● INPUT DATA
--------

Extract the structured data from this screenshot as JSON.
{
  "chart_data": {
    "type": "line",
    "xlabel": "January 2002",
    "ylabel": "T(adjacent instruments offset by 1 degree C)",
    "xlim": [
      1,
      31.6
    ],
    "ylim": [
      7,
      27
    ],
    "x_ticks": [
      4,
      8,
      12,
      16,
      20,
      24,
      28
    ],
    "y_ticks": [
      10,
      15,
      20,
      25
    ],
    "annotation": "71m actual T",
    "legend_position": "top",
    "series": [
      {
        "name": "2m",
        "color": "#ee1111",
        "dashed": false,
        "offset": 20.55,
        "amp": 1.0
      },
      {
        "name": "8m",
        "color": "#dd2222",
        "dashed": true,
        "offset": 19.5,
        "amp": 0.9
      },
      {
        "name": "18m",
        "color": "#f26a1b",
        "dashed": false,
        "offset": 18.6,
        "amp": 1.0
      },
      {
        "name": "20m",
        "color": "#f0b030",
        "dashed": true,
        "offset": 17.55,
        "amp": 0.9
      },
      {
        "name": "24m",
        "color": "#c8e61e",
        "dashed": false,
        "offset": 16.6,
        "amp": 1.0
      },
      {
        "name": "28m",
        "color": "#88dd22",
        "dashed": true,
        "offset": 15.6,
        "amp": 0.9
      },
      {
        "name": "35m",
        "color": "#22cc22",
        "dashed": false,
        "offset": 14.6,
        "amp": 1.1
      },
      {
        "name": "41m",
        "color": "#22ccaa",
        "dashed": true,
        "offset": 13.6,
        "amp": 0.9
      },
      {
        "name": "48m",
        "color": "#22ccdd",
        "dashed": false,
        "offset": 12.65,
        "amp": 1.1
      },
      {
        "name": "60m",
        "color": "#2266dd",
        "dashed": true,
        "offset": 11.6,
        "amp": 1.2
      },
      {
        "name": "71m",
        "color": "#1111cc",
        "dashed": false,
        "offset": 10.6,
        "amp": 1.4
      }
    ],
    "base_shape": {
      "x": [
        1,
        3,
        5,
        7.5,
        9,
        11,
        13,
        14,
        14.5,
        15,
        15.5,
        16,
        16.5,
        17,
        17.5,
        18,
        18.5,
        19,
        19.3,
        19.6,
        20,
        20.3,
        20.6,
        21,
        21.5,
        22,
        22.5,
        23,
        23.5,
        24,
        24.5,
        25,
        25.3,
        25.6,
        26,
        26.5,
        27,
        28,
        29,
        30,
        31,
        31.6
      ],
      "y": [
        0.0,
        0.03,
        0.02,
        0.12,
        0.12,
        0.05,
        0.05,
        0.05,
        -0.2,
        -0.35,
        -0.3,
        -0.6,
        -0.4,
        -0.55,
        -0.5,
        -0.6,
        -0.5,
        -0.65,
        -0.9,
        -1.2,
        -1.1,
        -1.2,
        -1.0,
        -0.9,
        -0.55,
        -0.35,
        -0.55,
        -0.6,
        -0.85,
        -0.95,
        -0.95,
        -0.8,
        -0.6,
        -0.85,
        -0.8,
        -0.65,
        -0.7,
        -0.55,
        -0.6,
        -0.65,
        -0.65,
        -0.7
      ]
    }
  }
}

--------

● WHAT YOU WILL DO
Every line that holds the string "offset" should be returned.

● OUTPUT FOR THIS TASK
    "ylabel": "T(adjacent instruments offset by 1 degree C)",
        "offset": 20.55,
        "offset": 19.5,
        "offset": 18.6,
        "offset": 17.55,
        "offset": 16.6,
        "offset": 15.6,
        "offset": 14.6,
        "offset": 13.6,
        "offset": 12.65,
        "offset": 11.6,
        "offset": 10.6,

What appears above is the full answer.